Intracellular cytokine staining was performed following the BD fixation and permeabilization protocol (Cytofix/Cytoperm, Perm Wash; BD Biosciences, Franklin Lakes, NJ) after 5‐hr peptide stimulation with GP61‐80 peptide (ANASPEC) in the presence of GolgiPlug and GolgiStop (BD Biosciences, San Jose, CA, USA). LCMV MHC class I tetramers were obtained from the NIH tetramer facility at Emory University. All antibodies were purchased from BD Biosciences. Samples were acquired using a Becton Dickinson LSRII and analysed using flowjo (FlowJo LLC, Ashland, Or, usa).

Histology

Mice were killed, and an incision was made in the abdomen and the back of the head, followed by immersion into Bouin's fixative (Polysciences, Inc., Warrington, PA). Haematoxylin & eosin stains were performed on the indicated tissues at day 7 following LCMV Cl‐13 challenge.

Microarrays and transcriptomics analysis

Microarrays were performed as described previously with three mice per group19, 20 and data were uplodaded (GSE number during process). Primary and memory SMARTA cells were MACS‐purified by negative selection (STEMCELL) and then FACS‐sorted to ≥ 98% purity on a FACS Aria (BD Biosciences) according to congenic marker expression (CD45.1⁺ for secondary, and CD45.1⁺ CD45.2⁺ for primary, CD4 T‐cell responses). Sorted cells were spun and resuspended in 1 ml of TRIzol (Life Sciences, Waltham, MA, USA), and stored at −80°. The next day, RNA was extracted with the RNAdvance Tissue Isolation kit (Agencourt, Beverly, MA, USA), and cDNA synthesis was performed using the Ovation Pico WTA v2 kit (NuGEN). cDNA was fragmented and biotinylated using the Encore Biotin Module 4200 (NuGEN), and hybridized to Mouse Genome 430 v2.0 chip (Affymetrix, Santa Clara, CA, USA) at the Microarray Core of Dana Farber Cancer Institute. Analysis of the genome array output data was conducted using the R statistical language and the limma statistical package from Bioconductor (www.bioconductor.org).21 First, arrays displaying unusually low median intensity, low variability, or low correlation relative to the bulk of the arrays were tagged as outliers and were discarded from the rest of the analysis. Quantile normalization, followed by a log2 transformation using the Bioconductor package limma, was applied to process microarrays. The limma package was used to fit a linear model to each probe and to perform a moderated Student's t‐test on various differences of interest. For data mining and functional analyses, genes that satisfied a P‐value < 0·05 were selected. Probes that did not map to annotated RefSeq genes and control probes were removed. When indicated, the expected proportions of false positives were estimated from the unadjusted P‐value. Enriched biological pathways were performed using gene set enrichment analyses.22 Gene interaction networks were generated using geneMANIA23, 24 and pathway module analyses was performed using cytoscape.25 The transcriptional data sets in this report are uploaded (ncbi.nlm.nih.gov) (GSE92474).

_ _ _ _ _

■ **Problem set**:
(A) According to the methods excerpt, where were the LCMV MHC class I tetramers obtained from?
(B) Print the part of the methods excerpt between "Intracellular cytokine staining" and "Ashland, Or, usa).", inclusive.

[Records from a dataset]
_ _ _ _ _

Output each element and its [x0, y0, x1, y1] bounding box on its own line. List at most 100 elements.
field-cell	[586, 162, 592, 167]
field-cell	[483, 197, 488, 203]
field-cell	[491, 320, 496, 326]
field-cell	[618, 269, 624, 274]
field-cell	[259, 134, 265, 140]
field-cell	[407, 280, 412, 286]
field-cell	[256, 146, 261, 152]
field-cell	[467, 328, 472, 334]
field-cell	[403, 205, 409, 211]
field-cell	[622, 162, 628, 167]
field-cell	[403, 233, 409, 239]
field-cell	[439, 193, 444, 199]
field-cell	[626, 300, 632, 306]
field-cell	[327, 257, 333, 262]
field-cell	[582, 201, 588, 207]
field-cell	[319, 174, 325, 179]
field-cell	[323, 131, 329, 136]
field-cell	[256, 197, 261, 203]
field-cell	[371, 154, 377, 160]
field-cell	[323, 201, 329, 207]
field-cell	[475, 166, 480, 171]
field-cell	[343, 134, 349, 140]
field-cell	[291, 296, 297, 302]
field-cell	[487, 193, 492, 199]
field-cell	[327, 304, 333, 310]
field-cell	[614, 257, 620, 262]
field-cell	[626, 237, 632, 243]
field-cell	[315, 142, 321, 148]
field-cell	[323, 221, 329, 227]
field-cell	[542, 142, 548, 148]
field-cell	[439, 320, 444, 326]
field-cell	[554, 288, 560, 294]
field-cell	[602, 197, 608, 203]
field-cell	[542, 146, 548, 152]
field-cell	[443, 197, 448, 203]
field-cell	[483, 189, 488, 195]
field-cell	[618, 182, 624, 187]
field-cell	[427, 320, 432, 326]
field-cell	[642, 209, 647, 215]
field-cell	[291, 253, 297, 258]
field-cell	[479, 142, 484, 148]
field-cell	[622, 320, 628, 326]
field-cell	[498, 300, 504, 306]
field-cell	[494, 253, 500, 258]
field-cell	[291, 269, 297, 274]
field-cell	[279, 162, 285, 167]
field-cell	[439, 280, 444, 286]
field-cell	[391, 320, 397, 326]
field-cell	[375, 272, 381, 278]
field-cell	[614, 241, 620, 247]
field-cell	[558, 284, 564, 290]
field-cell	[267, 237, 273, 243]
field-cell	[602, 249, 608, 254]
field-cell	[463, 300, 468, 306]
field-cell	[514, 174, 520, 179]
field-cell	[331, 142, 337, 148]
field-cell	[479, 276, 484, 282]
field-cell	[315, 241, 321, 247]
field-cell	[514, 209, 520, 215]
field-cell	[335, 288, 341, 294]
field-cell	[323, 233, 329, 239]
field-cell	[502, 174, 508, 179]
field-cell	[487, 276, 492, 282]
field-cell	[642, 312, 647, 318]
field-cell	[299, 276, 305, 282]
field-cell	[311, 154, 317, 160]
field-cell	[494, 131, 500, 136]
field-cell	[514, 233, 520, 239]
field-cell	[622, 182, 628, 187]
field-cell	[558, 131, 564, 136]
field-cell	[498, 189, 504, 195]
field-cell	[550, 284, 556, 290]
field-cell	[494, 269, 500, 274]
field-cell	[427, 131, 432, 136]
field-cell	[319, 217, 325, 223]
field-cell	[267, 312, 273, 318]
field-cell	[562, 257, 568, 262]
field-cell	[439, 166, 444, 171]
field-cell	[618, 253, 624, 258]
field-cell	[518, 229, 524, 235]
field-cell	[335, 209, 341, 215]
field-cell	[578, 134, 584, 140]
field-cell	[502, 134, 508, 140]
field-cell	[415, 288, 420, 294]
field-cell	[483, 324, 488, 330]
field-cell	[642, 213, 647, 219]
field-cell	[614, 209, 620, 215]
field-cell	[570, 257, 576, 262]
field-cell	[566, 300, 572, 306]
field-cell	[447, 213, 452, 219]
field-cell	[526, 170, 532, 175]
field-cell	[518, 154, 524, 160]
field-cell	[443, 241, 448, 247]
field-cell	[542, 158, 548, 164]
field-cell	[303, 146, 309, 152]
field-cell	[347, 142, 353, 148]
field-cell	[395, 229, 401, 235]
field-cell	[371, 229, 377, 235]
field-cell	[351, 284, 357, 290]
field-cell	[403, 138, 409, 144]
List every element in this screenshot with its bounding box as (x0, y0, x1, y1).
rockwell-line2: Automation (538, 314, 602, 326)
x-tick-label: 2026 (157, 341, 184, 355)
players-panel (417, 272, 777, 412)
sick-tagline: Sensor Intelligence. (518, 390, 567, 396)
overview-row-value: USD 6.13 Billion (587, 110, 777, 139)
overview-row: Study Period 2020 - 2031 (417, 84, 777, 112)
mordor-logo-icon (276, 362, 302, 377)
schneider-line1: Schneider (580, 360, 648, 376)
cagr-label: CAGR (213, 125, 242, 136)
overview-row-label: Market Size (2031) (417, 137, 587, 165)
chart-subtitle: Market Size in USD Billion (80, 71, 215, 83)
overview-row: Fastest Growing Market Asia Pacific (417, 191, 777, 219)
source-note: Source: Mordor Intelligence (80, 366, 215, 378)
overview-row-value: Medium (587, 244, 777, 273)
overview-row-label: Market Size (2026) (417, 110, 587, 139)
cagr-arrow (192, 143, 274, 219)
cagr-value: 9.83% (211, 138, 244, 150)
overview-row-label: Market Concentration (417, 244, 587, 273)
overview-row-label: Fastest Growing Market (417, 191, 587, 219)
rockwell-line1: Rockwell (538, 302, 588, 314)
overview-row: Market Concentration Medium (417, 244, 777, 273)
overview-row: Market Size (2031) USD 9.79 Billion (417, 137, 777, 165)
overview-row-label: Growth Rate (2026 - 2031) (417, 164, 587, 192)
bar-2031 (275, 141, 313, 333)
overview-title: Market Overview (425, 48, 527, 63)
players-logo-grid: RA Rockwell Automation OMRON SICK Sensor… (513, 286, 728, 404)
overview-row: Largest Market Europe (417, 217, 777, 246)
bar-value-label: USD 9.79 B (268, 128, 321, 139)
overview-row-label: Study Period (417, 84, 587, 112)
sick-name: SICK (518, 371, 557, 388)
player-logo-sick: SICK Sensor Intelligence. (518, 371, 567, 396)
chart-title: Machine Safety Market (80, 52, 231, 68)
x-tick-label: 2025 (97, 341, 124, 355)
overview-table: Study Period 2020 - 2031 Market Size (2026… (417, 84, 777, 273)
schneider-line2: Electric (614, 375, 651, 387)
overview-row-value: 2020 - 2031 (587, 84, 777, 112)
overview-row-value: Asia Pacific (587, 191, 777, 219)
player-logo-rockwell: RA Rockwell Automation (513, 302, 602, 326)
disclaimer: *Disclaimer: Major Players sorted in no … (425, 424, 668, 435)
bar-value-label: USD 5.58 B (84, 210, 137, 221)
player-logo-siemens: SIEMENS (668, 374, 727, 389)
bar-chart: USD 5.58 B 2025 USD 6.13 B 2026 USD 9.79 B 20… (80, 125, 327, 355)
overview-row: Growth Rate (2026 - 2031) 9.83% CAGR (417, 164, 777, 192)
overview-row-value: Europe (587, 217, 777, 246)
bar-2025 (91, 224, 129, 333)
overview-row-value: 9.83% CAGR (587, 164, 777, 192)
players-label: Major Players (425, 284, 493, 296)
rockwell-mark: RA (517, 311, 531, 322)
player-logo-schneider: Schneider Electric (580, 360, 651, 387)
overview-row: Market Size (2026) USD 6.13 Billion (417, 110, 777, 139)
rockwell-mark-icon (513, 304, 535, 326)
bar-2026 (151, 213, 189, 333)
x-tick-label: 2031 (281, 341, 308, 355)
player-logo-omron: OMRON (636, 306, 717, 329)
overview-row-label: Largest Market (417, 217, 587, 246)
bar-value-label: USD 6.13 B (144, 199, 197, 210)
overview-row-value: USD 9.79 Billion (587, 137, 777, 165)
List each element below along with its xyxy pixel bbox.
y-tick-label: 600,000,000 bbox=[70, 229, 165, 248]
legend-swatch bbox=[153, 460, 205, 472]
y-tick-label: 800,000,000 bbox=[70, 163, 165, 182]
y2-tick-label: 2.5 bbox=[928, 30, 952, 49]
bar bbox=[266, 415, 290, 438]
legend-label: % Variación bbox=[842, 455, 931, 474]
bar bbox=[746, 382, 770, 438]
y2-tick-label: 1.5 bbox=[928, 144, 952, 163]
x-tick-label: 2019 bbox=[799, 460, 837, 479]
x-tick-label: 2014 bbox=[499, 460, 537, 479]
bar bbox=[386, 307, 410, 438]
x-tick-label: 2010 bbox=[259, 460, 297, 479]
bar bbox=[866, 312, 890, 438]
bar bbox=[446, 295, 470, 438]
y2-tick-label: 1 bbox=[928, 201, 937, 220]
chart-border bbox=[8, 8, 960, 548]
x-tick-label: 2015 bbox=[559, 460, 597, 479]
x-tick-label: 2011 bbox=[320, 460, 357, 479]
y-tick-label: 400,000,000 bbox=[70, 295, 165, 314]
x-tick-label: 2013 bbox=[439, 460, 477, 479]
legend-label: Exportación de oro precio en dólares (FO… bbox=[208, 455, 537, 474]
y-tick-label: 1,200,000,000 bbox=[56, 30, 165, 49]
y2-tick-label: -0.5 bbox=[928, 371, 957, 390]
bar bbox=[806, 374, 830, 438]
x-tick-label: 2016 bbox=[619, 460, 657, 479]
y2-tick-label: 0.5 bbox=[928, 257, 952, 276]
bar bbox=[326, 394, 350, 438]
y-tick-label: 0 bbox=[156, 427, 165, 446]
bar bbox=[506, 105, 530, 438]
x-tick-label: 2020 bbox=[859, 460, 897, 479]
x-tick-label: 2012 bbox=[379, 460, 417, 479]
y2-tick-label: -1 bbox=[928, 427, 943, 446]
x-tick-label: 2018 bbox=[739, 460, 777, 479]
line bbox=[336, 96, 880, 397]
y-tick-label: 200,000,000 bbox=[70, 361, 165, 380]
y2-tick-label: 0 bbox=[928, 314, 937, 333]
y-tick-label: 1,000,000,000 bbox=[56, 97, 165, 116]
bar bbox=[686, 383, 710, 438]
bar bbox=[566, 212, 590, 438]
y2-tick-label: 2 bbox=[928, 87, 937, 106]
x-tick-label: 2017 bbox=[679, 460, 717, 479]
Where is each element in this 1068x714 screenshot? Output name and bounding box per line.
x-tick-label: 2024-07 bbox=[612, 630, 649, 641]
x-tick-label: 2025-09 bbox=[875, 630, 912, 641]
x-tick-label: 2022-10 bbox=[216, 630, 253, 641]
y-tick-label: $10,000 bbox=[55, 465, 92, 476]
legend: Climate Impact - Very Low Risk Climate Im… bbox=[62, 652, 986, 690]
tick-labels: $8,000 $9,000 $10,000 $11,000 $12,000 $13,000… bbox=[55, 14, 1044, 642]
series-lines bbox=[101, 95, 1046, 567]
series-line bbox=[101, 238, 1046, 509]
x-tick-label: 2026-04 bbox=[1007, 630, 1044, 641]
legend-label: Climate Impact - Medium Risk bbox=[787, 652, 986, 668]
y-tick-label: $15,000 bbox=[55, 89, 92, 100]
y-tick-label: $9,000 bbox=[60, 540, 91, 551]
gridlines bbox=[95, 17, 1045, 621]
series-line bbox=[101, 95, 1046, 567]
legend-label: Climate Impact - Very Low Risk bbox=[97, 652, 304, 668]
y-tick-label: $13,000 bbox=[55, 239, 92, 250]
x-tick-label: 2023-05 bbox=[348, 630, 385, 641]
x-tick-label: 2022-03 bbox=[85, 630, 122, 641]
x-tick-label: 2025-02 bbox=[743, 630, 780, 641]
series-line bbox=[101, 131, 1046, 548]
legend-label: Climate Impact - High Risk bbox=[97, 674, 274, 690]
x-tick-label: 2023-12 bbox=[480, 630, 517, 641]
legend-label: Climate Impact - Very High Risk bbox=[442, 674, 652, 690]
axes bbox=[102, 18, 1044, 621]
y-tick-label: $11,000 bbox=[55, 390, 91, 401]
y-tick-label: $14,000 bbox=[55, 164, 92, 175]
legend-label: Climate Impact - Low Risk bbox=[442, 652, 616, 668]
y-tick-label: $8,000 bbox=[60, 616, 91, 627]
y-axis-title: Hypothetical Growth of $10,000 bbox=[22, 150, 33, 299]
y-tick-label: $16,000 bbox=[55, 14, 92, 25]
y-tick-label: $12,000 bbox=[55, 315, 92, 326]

_ _ _ _ _

■ **Task-by-task outputs**:
(A) The NIH tetramer facility at Emory University.

(B)
Intracellular cytokine staining was performed following the BD fixation and permeabilization protocol (Cytofix/Cytoperm, Perm Wash; BD Biosciences, Franklin Lakes, NJ) after 5‐hr peptide stimulation with GP61‐80 peptide (ANASPEC) in the presence of GolgiPlug and GolgiStop (BD Biosciences, San Jose, CA, USA). LCMV MHC class I tetramers were obtained from the NIH tetramer facility at Emory University. All antibodies were purchased from BD Biosciences. Samples were acquired using a Becton Dickinson LSRII and analysed using flowjo (FlowJo LLC, Ashland, Or, usa).